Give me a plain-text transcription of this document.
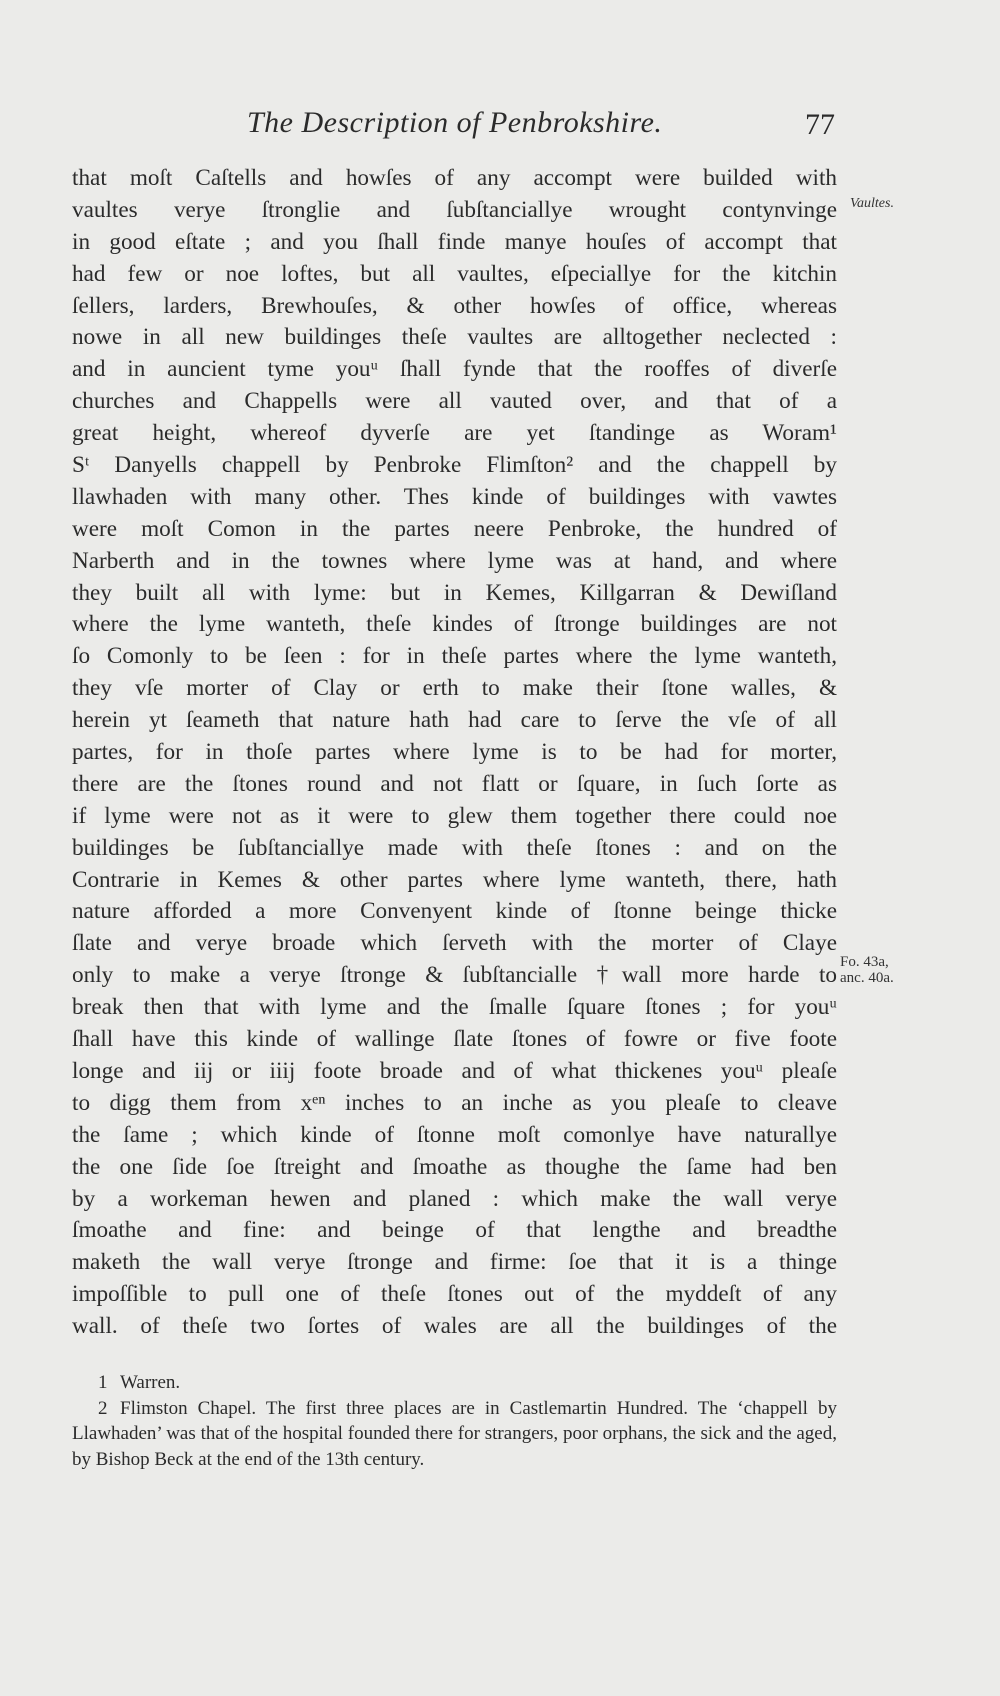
The Description of Penbrokshire.	77
that moſt Caſtells and howſes of any accompt were builded with
vaultes verye ſtronglie and ſubſtanciallye wrought contynvinge
in good eſtate ; and you ſhall finde manye houſes of accompt that
had few or noe loftes, but all vaultes, eſpeciallye for the kitchin
ſellers, larders, Brewhouſes, & other howſes of office, whereas
nowe in all new buildinges theſe vaultes are alltogether neclected :
and in auncient tyme youᵘ ſhall fynde that the rooffes of diverſe
churches and Chappells were all vauted over, and that of a
great height, whereof dyverſe are yet ſtandinge as Woram¹
Sᵗ Danyells chappell by Penbroke Flimſton² and the chappell by
llawhaden with many other. Thes kinde of buildinges with vawtes
were moſt Comon in the partes neere Penbroke, the hundred of
Narberth and in the townes where lyme was at hand, and where
they built all with lyme: but in Kemes, Killgarran & Dewiſland
where the lyme wanteth, theſe kindes of ſtronge buildinges are not
ſo Comonly to be ſeen : for in theſe partes where the lyme wanteth,
they vſe morter of Clay or erth to make their ſtone walles, &
herein yt ſeameth that nature hath had care to ſerve the vſe of all
partes, for in thoſe partes where lyme is to be had for morter,
there are the ſtones round and not flatt or ſquare, in ſuch ſorte as
if lyme were not as it were to glew them together there could noe
buildinges be ſubſtanciallye made with theſe ſtones : and on the
Contrarie in Kemes & other partes where lyme wanteth, there, hath
nature afforded a more Convenyent kinde of ſtonne beinge thicke
ſlate and verye broade which ſerveth with the morter of Claye
only to make a verye ſtronge & ſubſtancialle †wall more harde to
break then that with lyme and the ſmalle ſquare ſtones ; for youᵘ
ſhall have this kinde of wallinge ſlate ſtones of fowre or five foote
longe and iij or iiij foote broade and of what thickenes youᵘ pleaſe
to digg them from xᵉⁿ inches to an inche as you pleaſe to cleave
the ſame ; which kinde of ſtonne moſt comonlye have naturallye
the one ſide ſoe ſtreight and ſmoathe as thoughe the ſame had ben
by a workeman hewen and planed : which make the wall verye
ſmoathe and fine: and beinge of that lengthe and breadthe
maketh the wall verye ſtronge and firme: ſoe that it is a thinge
impoſſible to pull one of theſe ſtones out of the myddeſt of any
wall. of theſe two ſortes of wales are all the buildinges of the
Vaultes.
Fo. 43a,
anc. 40a.
1 Warren.
2 Flimston Chapel. The first three places are in Castlemartin Hundred. The ‘chappell by Llawhaden’ was that of the hospital founded there for strangers, poor orphans, the sick and the aged, by Bishop Beck at the end of the 13th century.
- - - - -
» AIM
List each line in the listing that contains the string "ſtones".

» ANSWER TO THIS TASK
there are the ſtones round and not flatt or ſquare, in ſuch ſorte as
buildinges be ſubſtanciallye made with theſe ſtones : and on the
break then that with lyme and the ſmalle ſquare ſtones ; for youᵘ
ſhall have this kinde of wallinge ſlate ſtones of fowre or five foote
impoſſible to pull one of theſe ſtones out of the myddeſt of any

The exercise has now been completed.